Continue the Supreme Court opinion below on amending a claim for a tax refund, starting right after its last sentence.
START Selected excerpt
289 U.S. 28
53 S.Ct. 454
77 L.Ed. 1011
BEMIS BROS. BAG CO.
Argued Feb. 13, 14, 1933.
Decided March 13, 1933.
Mr. Abraham Lowenhaupt, of St. Louis, Mo., for petitioner.
Mr. Erwin N. Griswold, of Washington, D.C., for the United States.
Messrs. Kingman Brewster, James S. Y. Ivins, Percy W. Phillips, O. R. Folsom-Jones, and Richard B. Barker, all of Washington, D.C., amici curiae.
Mr. Justice CARDOZO delivered the opinion of the Court.
The controversy to be determined presents another phase of a problem which has been much considered by the court in opinions recently announced. United States v. Memphis Cotton Oil Co., 288 U.S. 62, 53 S.Ct. 278, 280, 77 L.Ed. 619; United States v. Henry Prentiss & Co., 288 U.S. 73, 53 S.Ct. 283, 285, 77 L.Ed. 626; United States v. Factors & Finance Co., 288 U.S. 89, 53 S.Ct. 287, 289, 77 L.Ed. 633, January 9, 1933. There is need once again to decide whether a claim for the refund of a tax has been presented by the taxpayer in such a form as to be subject to amendment after a claim wholly new would be barred by limitation.
END Selected excerpt
START Dataset extract
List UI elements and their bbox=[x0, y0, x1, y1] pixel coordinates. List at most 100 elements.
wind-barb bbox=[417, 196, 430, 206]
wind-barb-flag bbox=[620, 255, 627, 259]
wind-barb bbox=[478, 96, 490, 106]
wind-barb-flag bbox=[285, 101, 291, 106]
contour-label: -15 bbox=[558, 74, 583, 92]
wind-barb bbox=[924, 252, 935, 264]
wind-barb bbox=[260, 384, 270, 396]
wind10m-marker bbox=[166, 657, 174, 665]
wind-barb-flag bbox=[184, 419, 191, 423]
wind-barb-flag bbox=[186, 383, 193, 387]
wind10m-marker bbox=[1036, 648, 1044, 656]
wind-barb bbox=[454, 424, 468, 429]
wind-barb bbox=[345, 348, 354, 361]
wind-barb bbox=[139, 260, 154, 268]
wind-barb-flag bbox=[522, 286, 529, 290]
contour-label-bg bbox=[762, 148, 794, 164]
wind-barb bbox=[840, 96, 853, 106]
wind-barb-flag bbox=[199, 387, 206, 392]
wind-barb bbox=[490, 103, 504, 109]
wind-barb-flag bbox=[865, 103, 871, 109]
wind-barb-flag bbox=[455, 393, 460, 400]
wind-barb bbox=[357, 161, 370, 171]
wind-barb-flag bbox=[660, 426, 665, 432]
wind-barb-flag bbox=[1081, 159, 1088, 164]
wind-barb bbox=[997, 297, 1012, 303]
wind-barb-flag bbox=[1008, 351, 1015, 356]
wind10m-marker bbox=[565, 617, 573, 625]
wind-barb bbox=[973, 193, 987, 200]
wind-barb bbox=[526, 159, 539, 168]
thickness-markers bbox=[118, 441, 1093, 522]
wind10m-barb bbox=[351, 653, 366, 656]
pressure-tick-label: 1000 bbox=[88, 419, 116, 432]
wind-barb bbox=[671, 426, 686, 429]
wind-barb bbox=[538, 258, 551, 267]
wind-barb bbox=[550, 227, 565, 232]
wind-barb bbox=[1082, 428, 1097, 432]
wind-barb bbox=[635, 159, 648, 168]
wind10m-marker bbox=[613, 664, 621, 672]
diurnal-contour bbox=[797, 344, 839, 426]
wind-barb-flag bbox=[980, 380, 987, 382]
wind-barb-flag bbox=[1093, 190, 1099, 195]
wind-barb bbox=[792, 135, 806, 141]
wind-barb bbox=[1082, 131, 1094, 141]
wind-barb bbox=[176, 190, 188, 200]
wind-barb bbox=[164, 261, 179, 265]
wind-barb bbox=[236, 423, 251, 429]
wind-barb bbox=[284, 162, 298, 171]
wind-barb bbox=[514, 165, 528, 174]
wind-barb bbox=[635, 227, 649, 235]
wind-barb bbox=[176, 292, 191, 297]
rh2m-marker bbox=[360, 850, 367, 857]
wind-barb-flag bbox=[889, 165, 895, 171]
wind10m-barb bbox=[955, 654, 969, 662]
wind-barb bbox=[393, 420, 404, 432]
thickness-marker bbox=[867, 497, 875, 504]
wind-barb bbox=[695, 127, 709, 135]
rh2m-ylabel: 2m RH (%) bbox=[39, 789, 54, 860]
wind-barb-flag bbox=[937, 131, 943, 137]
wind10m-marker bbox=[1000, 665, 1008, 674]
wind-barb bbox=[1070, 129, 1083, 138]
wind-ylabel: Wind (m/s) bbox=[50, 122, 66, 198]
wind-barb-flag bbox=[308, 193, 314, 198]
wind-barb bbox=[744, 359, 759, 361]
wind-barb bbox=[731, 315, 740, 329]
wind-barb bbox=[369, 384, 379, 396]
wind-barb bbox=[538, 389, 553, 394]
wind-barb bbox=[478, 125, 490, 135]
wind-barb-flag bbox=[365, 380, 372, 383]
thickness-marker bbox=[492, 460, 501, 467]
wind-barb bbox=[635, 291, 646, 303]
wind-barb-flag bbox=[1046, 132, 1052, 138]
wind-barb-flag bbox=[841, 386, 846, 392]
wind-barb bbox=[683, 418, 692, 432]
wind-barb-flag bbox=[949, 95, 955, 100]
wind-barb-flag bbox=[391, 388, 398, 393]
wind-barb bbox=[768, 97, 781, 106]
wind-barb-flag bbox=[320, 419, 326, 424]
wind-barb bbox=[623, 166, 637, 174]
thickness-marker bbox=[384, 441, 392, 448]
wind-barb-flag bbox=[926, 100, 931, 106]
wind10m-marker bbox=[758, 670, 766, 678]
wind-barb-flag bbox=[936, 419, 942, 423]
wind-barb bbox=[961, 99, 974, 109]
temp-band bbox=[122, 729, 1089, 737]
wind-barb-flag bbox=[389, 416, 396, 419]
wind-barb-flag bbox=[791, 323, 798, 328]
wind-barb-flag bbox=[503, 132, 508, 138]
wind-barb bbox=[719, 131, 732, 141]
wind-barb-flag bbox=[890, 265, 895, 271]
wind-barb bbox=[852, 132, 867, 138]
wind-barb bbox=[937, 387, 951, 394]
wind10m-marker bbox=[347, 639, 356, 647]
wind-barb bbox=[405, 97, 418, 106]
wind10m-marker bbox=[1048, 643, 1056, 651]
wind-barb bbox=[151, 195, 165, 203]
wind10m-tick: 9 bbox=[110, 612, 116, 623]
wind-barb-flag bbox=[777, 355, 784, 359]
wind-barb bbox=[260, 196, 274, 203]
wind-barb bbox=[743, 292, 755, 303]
END Dataset extract
## The reply
The petitioner Bemis Bros. Bag Company, having made payment of excess profits taxes for 1918 and 1919, filed its claims for refund with the Commissioner of Internal Revenue. The claims contained a request for a special assessment under sections 327 and 328 of the Revenue Act of 1918 (40 Stat. 1093), and in support of the request annexed a statement under oath which had been filed with a like claim as to the taxes of another year.
By the statement thus annexed, the right to the relief demanded is placed upon three grounds which are not to be confused.
The first is that the case is one ‘where the Commissioner is unable to determine the invested capital’ in the ordinary way. This is the ground covered by section 327(a) of the applicable statute.
The second is that the case is one ‘where a mixed aggregate of tangible and intangible property has been paid in for stock or for stock and bonds and the Commissioner is unable satisfactorily to determine the respective values of the several classes of property at the time of payment, or to distinguish the classes of property paid in for stock and for bonds, respectively.’ This is the ground covered by section 327(c).
The third is that the case is one where ‘the tax, if determined without the benefit of this section (327) would, owing to abnormal conditions affecting the capital or income of the corporation, work upon the corporation an exceptional hardship evidenced by gross disproportion between the tax computed without the benefit of this section and the tax computed by reference to the representative corporations specified in section 328.’ This is the ground covered by section 327(d).
The taxpayer, in presenting its claims to the Commissioner, submitted facts and arguments in support of each of the three grounds.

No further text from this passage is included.